Things to do:
- 1) According to the methods section, what was the age range of the 15 patients with AD included in the study?
- 2) Write the next part of the methods section, picking up after its last sentence.

Selected passage:
_ _ _
Materials and Methods
Subjects
The subjects of this prospective study were patients with AD and age-matched controls. Nineteen patients who were clinically diagnosed with AD underwent MR imaging examinations. Clinical diagnoses of AD were based on DSM-IV criteria and examination of cognitive status. Informed consent for the imaging study was obtained from all patients or their families after the nature of the procedures had been fully explained. After the imaging examination, patients with unsatisfactory diffusion tensor results due to artifacts from patient motion or metallic dental implants were excluded from the study population (3 patients). Patients with cortical infarctions on T2-weighted images were also excluded (1 patient), whereas patients with small lacunae in white matter (<5 lesions on T2-weighted images) were included. Thus, a total of 15 patients with AD (11 women and 4 men) were included in the study. They ranged in age from 63 to 87 years (mean, 74 years) (Table 1). Fifteen age-matched controls (11 women and 4 men) were included, and they underwent the same imaging examination as the patients with AD. They ranged in age from 62 to 81 years (mean age, 72 years). The control group did not include patients with dementia or cortical infarctions on T2-weighted images. The clinical status of the control group was as follows: 5 patients with small acoustic neurinoma (<1 cm in diameter) and 10 patients undergoing a screening examination for metastatic brain tumor (no tumors were observed on MR images).
_ _ _
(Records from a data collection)

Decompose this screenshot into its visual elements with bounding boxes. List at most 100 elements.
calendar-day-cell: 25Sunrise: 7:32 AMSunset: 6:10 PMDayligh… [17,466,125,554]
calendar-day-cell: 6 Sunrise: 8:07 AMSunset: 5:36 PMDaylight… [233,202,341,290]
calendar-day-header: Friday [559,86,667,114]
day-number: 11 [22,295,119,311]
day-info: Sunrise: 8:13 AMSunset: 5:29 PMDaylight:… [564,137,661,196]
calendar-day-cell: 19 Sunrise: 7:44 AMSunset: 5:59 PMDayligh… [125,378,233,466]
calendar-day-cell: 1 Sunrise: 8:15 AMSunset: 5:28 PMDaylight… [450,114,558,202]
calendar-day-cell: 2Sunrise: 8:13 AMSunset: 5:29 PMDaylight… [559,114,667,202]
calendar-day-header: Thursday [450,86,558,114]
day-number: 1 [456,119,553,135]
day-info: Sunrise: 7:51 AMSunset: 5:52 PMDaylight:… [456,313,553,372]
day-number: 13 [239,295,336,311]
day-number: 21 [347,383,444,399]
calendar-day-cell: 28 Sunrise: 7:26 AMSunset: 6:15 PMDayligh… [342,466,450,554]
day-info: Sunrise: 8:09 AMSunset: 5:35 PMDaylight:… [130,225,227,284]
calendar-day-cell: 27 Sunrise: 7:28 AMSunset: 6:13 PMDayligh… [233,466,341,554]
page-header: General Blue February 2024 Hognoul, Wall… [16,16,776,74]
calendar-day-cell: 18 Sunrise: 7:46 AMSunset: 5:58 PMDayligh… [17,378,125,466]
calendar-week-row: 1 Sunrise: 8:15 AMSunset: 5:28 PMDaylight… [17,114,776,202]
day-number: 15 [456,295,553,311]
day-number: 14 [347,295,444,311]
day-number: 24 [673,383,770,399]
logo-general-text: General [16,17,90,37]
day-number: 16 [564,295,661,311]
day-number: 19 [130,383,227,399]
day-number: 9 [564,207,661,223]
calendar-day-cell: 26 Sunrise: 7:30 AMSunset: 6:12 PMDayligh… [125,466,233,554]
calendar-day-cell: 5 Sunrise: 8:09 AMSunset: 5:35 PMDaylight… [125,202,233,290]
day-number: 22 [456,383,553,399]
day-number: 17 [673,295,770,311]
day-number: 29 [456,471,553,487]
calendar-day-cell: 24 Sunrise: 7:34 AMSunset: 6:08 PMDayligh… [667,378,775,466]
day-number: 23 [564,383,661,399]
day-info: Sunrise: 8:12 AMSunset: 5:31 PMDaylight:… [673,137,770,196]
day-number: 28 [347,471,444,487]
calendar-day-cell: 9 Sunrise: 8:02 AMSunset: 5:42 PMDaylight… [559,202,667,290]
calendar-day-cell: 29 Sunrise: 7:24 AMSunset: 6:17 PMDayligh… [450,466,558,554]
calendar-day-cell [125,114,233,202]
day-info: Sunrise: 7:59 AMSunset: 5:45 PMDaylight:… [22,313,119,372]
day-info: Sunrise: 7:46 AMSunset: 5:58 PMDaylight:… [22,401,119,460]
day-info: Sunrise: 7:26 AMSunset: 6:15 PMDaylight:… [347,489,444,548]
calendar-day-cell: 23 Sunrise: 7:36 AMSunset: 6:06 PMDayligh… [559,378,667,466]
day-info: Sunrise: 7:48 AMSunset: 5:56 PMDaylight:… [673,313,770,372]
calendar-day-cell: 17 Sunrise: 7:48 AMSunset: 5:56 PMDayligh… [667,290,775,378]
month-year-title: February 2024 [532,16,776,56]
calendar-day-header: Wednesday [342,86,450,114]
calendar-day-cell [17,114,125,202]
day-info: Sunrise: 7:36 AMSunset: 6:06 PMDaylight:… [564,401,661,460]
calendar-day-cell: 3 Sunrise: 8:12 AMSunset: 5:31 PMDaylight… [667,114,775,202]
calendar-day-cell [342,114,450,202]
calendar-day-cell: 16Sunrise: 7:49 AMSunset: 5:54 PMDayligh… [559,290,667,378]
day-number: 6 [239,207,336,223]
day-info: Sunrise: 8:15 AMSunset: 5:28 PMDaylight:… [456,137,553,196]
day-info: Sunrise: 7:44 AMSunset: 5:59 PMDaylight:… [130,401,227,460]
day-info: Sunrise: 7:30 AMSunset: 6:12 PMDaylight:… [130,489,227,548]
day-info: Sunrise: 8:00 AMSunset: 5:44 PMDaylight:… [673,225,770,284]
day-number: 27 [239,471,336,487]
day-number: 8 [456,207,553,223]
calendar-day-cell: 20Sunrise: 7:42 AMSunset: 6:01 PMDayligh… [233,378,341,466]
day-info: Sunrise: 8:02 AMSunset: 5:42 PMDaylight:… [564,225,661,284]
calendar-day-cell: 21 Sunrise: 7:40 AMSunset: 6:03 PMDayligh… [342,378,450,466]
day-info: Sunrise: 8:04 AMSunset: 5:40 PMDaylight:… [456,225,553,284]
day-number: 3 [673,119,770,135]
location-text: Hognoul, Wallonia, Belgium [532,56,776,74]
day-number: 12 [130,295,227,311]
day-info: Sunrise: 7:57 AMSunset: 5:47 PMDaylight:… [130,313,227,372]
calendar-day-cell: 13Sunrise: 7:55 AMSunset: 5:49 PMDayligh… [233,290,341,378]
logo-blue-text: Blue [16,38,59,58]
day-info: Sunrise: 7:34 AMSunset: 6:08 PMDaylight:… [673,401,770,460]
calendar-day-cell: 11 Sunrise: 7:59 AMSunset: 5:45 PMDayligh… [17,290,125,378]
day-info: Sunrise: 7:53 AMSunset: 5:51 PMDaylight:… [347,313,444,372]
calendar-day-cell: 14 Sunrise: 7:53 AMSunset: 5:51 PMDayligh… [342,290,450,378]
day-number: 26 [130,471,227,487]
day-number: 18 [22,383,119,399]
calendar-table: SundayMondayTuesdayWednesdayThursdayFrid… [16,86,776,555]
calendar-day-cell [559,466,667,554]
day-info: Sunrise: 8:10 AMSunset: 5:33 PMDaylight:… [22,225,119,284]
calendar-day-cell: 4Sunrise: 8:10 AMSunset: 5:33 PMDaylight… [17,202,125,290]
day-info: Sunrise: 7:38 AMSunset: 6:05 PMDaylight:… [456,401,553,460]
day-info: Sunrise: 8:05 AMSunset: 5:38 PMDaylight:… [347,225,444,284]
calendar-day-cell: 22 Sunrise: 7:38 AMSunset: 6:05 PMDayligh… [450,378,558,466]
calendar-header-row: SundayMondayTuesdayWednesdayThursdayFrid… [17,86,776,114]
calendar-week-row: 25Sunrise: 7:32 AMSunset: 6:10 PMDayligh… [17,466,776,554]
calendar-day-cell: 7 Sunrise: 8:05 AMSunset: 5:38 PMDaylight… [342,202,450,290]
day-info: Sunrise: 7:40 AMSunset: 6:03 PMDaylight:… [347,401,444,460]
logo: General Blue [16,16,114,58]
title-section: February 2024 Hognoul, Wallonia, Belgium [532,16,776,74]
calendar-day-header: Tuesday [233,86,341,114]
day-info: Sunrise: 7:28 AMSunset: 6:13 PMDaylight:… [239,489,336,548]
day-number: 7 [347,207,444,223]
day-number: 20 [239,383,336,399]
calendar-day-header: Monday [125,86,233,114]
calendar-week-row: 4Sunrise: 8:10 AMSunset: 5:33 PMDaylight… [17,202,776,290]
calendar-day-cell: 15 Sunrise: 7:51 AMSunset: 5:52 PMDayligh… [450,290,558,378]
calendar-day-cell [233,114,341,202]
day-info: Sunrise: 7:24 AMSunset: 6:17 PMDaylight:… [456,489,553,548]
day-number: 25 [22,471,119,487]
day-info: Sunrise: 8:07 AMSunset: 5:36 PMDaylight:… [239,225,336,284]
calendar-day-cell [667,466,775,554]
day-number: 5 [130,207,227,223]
_ _ _
Results of the tasks:
- 1) 63 to 87 years

- 2)
The cognitive status of each patient was evaluated by using a Mini-Mental State Examination (MMSE) (Table 1). Twelve of the patients with AD also underwent examinations using the Alzheimer Disease Assessment Scale (ADAS). The MMSE scores of the patients with AD ranged from 4 to 22 (mean, 15.0), and the ADAS scores ranged from 15.0 to 59.7 (mean, 27.8).
Imaging and Data Analysis
A 1.5T clinical MR unit (Magnetom Sonata, Siemens, Erlangen, Germany) was used to obtain diffusion tensor images. Diffusion-weighted images were obtained by using echo-planar imaging (EPI, TR/TE, 2300/122 ms; b = 1000 seconds/mm2; 6-axis encoding; field of view (FOV), 230 mm; matrix, 128 × 128; section spacing, 3.3 mm; section thickness, 3 mm; averaging, 6). We obtained 35 section images, covering the entire brain. We also acquired regular structural T1-weighted (spin-echo; TR/TE, 500/20) and T2-weighted (turbo spin-echo; TR/TE, 3000/105) images.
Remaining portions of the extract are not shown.